Your task:
Can you print the lines below verbatim, leaving out the pictures?

Data provided:

..............................

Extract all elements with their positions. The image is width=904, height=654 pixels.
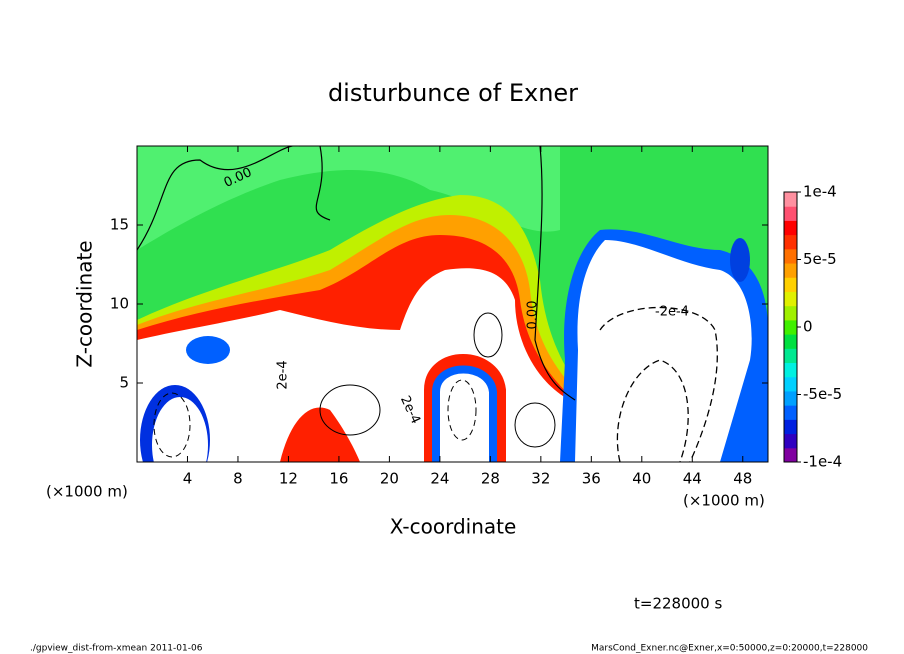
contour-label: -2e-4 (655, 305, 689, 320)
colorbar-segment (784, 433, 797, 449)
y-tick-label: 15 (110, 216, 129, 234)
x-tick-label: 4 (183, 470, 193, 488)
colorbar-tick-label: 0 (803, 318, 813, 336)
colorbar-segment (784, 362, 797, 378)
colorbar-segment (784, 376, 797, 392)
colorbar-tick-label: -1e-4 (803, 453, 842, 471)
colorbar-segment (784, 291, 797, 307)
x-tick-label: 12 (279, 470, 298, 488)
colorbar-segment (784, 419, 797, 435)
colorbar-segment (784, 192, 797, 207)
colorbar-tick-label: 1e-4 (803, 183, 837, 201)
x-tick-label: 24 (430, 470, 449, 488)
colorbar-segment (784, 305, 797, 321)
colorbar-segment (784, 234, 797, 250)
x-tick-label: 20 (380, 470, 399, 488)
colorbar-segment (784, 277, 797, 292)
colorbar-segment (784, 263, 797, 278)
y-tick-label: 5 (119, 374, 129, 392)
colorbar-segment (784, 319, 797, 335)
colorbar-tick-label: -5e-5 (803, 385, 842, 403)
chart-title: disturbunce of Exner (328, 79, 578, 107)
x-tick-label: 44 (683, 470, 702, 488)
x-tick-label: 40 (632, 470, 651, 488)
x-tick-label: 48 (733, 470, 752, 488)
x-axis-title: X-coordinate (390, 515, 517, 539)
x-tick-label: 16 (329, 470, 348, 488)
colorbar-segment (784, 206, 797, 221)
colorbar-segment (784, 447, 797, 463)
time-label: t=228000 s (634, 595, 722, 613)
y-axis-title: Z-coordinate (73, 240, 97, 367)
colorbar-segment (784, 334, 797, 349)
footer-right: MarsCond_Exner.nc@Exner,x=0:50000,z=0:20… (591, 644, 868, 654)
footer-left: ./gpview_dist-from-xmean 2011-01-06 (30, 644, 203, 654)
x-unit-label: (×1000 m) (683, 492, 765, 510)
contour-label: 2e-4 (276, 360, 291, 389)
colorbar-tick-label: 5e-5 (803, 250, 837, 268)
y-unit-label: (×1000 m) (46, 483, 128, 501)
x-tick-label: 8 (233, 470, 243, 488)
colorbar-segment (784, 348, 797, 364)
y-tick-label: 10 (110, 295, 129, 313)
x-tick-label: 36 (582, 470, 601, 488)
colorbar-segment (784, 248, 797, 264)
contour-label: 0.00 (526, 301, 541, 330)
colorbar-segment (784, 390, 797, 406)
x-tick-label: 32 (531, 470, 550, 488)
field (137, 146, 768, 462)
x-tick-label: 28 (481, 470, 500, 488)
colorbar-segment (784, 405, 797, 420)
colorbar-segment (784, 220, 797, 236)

..............................

The answer:
Extract all elements with their positions. The image is width=904, height=654 pixels.
contour-label: -2e-4 (655, 305, 689, 320)
colorbar-segment (784, 433, 797, 449)
y-tick-label: 15 (110, 216, 129, 234)
x-tick-label: 4 (183, 470, 193, 488)
colorbar-tick-label: 0 (803, 318, 813, 336)
colorbar-segment (784, 362, 797, 378)
colorbar-segment (784, 376, 797, 392)
colorbar-tick-label: -1e-4 (803, 453, 842, 471)
colorbar-segment (784, 291, 797, 307)
x-tick-label: 12 (279, 470, 298, 488)
colorbar-segment (784, 419, 797, 435)
colorbar-segment (784, 192, 797, 207)
colorbar-tick-label: 1e-4 (803, 183, 837, 201)
x-tick-label: 24 (430, 470, 449, 488)
colorbar-segment (784, 305, 797, 321)
colorbar-segment (784, 234, 797, 250)
x-tick-label: 20 (380, 470, 399, 488)
colorbar-segment (784, 277, 797, 292)
colorbar-segment (784, 263, 797, 278)
y-tick-label: 5 (119, 374, 129, 392)
colorbar-segment (784, 319, 797, 335)
colorbar-tick-label: -5e-5 (803, 385, 842, 403)
chart-title: disturbunce of Exner (328, 79, 578, 107)
x-tick-label: 44 (683, 470, 702, 488)
x-tick-label: 40 (632, 470, 651, 488)
x-tick-label: 48 (733, 470, 752, 488)
x-axis-title: X-coordinate (390, 515, 517, 539)
x-tick-label: 16 (329, 470, 348, 488)
colorbar-segment (784, 206, 797, 221)
colorbar-segment (784, 447, 797, 463)
time-label: t=228000 s (634, 595, 722, 613)
y-axis-title: Z-coordinate (73, 240, 97, 367)
colorbar-segment (784, 334, 797, 349)
footer-right: MarsCond_Exner.nc@Exner,x=0:50000,z=0:20… (591, 644, 868, 654)
footer-left: ./gpview_dist-from-xmean 2011-01-06 (30, 644, 203, 654)
x-unit-label: (×1000 m) (683, 492, 765, 510)
contour-label: 2e-4 (276, 360, 291, 389)
colorbar-tick-label: 5e-5 (803, 250, 837, 268)
y-unit-label: (×1000 m) (46, 483, 128, 501)
x-tick-label: 8 (233, 470, 243, 488)
colorbar-segment (784, 348, 797, 364)
y-tick-label: 10 (110, 295, 129, 313)
x-tick-label: 36 (582, 470, 601, 488)
colorbar-segment (784, 248, 797, 264)
contour-label: 0.00 (526, 301, 541, 330)
colorbar-segment (784, 390, 797, 406)
x-tick-label: 32 (531, 470, 550, 488)
field (137, 146, 768, 462)
x-tick-label: 28 (481, 470, 500, 488)
colorbar-segment (784, 405, 797, 420)
colorbar-segment (784, 220, 797, 236)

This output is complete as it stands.